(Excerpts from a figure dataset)
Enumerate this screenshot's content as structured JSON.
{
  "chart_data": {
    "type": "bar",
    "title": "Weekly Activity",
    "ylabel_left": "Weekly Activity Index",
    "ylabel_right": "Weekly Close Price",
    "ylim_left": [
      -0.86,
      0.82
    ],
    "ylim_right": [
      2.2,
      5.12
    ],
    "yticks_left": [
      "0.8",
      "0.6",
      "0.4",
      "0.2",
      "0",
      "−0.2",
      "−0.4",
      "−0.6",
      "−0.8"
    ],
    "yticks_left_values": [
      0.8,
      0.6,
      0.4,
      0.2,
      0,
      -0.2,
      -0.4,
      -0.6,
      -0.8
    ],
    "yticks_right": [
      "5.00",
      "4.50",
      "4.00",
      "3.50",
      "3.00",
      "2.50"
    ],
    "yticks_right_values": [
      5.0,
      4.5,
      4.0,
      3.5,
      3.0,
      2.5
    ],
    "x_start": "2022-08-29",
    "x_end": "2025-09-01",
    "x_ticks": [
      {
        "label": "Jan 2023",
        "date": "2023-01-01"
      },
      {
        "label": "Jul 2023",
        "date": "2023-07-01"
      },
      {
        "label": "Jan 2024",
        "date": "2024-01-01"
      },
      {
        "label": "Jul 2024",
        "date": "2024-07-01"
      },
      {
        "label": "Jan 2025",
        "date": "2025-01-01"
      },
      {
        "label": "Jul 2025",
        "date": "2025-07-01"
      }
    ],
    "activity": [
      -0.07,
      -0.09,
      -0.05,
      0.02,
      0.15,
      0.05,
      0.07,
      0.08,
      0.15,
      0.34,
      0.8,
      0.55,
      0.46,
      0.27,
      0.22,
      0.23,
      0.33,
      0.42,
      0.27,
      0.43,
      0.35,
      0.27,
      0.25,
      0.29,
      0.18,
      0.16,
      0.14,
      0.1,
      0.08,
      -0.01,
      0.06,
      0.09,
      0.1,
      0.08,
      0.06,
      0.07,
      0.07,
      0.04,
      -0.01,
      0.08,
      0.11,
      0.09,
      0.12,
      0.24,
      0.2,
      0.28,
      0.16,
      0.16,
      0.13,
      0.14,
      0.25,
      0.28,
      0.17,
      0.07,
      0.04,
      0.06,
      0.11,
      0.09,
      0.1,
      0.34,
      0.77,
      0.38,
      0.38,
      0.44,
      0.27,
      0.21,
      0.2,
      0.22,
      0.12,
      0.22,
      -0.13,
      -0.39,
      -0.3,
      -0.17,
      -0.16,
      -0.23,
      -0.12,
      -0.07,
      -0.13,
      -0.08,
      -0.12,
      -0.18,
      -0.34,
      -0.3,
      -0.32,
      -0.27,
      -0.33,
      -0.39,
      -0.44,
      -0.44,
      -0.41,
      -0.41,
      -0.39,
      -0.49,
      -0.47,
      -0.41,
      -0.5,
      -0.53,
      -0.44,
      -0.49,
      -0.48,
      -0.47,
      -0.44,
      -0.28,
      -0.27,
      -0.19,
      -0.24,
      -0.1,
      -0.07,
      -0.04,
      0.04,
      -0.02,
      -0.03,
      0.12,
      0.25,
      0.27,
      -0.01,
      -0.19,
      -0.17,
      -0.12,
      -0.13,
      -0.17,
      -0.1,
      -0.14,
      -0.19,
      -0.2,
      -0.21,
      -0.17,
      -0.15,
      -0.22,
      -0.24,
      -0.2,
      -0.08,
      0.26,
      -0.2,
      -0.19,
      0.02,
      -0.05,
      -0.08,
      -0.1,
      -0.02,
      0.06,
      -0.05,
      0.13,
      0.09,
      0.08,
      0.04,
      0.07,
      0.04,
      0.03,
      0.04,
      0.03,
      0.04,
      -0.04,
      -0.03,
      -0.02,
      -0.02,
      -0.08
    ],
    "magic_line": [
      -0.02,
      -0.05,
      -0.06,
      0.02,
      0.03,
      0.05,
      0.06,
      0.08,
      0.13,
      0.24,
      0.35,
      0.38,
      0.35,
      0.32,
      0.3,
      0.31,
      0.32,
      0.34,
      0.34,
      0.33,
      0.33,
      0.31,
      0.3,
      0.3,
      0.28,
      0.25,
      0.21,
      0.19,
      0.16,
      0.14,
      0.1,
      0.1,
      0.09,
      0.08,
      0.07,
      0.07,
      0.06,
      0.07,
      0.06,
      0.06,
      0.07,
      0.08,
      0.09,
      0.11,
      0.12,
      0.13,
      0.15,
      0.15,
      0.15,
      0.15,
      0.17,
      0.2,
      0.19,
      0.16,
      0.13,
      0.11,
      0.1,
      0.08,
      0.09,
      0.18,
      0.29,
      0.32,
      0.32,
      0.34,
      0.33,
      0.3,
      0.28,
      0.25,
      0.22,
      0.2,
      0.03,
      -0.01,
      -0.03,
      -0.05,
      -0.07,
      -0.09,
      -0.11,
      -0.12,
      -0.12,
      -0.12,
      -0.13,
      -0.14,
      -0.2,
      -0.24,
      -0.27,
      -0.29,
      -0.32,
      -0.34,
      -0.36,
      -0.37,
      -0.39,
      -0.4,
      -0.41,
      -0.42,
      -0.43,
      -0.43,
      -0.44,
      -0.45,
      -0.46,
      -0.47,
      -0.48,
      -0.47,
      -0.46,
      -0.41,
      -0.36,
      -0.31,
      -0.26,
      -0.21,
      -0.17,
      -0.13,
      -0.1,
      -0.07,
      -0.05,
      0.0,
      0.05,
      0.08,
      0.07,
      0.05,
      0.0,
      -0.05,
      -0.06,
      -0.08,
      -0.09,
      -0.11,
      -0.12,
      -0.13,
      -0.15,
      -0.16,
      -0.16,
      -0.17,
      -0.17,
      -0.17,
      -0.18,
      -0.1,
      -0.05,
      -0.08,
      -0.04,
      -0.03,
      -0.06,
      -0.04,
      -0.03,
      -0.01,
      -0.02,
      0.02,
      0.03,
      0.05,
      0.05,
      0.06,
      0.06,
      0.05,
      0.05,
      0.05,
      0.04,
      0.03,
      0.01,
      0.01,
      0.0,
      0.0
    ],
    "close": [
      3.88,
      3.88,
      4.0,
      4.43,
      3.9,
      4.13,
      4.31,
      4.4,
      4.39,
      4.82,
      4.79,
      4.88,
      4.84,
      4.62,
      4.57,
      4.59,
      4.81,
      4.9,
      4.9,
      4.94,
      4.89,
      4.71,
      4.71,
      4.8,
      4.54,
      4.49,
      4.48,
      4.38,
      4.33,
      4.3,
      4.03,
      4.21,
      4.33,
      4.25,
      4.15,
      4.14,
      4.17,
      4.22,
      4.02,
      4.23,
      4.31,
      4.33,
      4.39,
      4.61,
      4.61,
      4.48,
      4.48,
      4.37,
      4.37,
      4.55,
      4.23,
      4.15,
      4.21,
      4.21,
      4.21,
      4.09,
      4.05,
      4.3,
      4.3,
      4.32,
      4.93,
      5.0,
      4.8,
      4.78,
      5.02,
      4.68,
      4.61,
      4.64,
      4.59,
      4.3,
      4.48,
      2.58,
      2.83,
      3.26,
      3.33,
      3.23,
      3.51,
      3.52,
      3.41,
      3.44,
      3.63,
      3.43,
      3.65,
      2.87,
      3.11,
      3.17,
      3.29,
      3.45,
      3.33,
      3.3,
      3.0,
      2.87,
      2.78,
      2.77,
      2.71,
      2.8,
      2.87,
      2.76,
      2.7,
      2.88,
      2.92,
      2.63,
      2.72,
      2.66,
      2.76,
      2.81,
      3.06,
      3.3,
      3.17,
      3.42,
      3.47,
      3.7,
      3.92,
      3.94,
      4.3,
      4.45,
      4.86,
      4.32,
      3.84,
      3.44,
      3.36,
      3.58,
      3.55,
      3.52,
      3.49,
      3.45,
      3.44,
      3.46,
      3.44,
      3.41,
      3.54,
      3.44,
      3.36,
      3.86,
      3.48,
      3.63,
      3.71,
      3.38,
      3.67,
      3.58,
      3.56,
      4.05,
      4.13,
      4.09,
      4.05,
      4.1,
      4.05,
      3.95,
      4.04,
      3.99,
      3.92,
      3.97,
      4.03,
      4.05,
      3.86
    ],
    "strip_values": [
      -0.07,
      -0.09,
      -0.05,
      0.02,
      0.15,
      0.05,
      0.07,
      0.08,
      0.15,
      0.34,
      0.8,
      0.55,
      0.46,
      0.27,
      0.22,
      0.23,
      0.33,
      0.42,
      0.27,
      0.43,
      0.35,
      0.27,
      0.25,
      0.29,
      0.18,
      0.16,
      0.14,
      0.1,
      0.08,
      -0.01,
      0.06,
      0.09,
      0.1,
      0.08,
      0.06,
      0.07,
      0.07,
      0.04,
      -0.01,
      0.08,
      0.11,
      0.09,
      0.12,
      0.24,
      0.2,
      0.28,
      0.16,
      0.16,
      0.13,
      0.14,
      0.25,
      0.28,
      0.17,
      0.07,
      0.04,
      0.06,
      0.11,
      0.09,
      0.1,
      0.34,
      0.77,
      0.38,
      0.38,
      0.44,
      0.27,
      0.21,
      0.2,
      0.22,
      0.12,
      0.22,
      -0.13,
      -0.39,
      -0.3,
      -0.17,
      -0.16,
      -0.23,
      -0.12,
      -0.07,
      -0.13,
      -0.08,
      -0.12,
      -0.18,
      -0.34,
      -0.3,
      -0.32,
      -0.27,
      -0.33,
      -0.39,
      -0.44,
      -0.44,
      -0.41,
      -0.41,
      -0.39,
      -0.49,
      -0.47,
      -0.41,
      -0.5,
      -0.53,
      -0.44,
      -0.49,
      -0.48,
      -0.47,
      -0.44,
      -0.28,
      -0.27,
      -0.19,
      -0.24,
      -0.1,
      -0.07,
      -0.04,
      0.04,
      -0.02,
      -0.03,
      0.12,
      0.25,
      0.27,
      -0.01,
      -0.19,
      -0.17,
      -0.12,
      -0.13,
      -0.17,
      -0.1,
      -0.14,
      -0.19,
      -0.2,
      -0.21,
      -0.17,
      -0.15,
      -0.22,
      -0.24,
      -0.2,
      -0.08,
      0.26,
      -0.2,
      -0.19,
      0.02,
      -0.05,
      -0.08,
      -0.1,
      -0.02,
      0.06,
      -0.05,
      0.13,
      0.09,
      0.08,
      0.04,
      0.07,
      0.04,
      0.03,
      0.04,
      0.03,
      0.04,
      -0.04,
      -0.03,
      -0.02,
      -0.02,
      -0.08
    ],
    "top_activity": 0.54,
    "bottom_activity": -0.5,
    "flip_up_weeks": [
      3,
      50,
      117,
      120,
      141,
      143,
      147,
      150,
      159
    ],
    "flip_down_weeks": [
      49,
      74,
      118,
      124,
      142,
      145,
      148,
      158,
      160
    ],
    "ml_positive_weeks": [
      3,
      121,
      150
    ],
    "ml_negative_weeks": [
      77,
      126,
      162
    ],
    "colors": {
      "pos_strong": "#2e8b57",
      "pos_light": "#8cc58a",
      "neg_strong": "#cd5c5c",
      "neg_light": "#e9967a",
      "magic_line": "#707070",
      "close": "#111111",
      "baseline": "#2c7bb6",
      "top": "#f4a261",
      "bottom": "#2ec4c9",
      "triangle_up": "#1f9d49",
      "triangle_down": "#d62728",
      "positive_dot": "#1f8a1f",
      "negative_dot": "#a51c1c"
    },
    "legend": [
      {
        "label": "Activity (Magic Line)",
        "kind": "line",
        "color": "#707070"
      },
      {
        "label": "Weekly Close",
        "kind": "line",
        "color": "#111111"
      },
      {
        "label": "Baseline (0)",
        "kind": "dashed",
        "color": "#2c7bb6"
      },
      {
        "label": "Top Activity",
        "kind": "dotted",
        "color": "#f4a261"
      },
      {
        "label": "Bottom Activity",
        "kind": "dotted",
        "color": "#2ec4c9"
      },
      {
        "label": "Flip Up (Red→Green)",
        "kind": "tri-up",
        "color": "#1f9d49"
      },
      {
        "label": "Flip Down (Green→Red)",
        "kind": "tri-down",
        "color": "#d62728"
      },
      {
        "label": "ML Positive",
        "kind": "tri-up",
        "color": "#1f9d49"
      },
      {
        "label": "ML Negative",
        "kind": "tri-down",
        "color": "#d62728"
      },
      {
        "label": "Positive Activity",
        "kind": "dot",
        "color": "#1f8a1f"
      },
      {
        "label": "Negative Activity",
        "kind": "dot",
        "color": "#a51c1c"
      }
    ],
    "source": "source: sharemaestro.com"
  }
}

- Short task:
Extract all lines containing the word "Weekly".

- Written solution:
    "title": "Weekly Activity",
    "ylabel_left": "Weekly Activity Index",
    "ylabel_right": "Weekly Close Price",
        "label": "Weekly Close",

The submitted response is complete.